§ **GOAL**
Extract from the listing each line in which the word "notes" appears.

[begin DATA FOR PROCESSING]

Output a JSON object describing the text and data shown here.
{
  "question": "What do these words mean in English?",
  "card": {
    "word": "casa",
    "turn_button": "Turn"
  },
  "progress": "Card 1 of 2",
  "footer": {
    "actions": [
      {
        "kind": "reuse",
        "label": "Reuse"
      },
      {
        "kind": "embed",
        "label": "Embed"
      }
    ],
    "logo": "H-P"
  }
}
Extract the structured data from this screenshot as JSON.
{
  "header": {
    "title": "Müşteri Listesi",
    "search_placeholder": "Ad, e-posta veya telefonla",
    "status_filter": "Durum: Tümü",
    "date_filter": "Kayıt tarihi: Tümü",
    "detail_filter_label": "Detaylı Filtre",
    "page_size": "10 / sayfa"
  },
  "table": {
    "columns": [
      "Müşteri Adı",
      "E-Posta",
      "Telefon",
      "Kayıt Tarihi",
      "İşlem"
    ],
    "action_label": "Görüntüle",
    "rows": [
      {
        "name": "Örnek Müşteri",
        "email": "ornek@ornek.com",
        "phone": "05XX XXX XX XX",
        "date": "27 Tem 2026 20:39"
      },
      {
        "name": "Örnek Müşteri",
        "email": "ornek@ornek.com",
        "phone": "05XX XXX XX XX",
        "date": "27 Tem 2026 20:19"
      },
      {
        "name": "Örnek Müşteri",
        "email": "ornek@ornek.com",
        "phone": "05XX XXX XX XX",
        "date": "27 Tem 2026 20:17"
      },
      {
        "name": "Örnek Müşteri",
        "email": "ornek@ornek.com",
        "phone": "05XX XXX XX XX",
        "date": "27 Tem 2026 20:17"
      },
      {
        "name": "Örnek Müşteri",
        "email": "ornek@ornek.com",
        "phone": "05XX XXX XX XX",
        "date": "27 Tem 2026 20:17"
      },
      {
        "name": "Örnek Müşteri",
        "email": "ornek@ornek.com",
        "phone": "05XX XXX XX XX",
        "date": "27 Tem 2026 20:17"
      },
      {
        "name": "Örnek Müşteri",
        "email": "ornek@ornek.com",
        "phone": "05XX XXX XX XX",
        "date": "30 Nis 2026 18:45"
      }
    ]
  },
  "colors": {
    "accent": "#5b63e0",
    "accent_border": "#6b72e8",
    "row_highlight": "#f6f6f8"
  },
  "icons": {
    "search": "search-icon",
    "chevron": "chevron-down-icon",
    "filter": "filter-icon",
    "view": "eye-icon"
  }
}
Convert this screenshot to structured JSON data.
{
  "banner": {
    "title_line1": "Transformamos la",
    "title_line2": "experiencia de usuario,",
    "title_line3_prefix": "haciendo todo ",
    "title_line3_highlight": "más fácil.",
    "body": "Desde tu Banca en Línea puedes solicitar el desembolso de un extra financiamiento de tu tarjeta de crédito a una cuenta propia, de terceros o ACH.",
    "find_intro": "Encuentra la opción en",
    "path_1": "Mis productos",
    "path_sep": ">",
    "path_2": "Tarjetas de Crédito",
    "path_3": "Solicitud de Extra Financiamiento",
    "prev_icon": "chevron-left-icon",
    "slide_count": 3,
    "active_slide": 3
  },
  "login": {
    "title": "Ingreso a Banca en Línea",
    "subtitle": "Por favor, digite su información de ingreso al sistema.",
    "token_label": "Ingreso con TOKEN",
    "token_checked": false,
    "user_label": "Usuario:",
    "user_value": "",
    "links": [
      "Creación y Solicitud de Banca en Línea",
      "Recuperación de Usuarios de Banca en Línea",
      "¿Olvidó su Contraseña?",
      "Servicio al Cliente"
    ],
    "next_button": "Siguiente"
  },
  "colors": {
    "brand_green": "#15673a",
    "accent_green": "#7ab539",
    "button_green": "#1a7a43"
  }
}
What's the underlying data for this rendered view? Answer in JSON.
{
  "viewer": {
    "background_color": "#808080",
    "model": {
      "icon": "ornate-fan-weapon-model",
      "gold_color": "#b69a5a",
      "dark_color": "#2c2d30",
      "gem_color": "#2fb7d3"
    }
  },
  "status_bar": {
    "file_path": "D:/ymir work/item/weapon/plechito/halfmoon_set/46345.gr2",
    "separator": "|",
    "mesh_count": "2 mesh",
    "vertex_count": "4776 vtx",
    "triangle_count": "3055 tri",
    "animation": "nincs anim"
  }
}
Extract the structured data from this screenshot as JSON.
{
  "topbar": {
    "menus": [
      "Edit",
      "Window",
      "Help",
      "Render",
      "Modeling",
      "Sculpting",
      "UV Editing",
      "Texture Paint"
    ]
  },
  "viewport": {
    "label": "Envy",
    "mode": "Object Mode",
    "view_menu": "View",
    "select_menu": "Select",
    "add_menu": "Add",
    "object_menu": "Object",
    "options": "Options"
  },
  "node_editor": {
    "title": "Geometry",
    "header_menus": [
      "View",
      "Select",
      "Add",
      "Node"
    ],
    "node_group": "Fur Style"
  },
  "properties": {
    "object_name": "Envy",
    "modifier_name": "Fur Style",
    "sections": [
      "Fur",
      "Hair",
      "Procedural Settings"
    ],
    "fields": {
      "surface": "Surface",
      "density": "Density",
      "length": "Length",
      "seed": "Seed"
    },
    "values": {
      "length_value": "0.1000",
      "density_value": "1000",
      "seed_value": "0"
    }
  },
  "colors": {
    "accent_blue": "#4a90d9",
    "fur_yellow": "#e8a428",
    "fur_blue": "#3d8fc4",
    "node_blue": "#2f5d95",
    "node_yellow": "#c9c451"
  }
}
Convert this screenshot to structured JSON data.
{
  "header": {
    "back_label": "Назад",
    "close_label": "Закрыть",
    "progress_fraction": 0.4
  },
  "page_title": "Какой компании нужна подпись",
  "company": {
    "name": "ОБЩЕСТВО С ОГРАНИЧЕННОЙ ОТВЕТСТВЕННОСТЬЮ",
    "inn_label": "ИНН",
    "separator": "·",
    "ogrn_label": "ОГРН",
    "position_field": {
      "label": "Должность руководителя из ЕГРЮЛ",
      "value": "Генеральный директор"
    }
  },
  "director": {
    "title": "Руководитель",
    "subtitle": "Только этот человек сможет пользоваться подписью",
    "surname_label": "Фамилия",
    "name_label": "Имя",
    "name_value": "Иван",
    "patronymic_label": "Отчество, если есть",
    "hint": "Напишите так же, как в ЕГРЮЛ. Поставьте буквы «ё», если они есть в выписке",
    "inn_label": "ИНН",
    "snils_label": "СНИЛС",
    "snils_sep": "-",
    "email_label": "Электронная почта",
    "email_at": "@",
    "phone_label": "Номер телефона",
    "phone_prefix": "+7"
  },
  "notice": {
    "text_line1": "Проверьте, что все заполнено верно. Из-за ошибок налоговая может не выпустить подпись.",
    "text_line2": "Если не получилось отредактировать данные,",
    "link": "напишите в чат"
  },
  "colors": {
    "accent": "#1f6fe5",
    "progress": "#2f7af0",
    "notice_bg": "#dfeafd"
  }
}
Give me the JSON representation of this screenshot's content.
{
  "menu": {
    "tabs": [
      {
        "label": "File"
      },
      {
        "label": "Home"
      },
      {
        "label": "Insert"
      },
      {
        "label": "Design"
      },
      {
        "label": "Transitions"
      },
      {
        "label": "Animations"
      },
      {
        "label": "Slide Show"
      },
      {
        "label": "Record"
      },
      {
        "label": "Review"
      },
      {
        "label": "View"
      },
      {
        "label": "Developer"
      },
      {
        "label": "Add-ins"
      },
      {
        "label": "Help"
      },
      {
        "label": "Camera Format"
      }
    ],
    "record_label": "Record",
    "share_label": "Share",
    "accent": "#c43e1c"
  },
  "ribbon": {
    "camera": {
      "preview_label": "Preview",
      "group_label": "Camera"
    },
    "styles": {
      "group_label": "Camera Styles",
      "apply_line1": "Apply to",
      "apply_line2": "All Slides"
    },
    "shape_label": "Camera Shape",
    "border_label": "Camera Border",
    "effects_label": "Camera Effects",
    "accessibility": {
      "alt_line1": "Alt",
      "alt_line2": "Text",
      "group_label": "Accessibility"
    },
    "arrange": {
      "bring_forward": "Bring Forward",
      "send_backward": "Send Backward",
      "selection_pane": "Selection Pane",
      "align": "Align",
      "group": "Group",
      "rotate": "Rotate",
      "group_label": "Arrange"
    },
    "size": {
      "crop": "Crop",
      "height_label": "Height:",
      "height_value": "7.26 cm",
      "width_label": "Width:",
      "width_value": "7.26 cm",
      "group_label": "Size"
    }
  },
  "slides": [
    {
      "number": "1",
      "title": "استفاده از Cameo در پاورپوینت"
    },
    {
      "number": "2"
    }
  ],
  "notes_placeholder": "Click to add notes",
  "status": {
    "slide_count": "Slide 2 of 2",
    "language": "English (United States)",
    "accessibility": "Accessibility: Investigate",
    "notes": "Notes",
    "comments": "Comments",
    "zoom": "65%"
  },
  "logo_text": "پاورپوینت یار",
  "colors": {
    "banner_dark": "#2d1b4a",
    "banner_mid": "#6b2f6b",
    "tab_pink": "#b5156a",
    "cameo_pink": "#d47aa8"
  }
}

[end DATA FOR PROCESSING]

§ **RESPONSE**
  "notes_placeholder": "Click to add notes",
    "notes": "Notes",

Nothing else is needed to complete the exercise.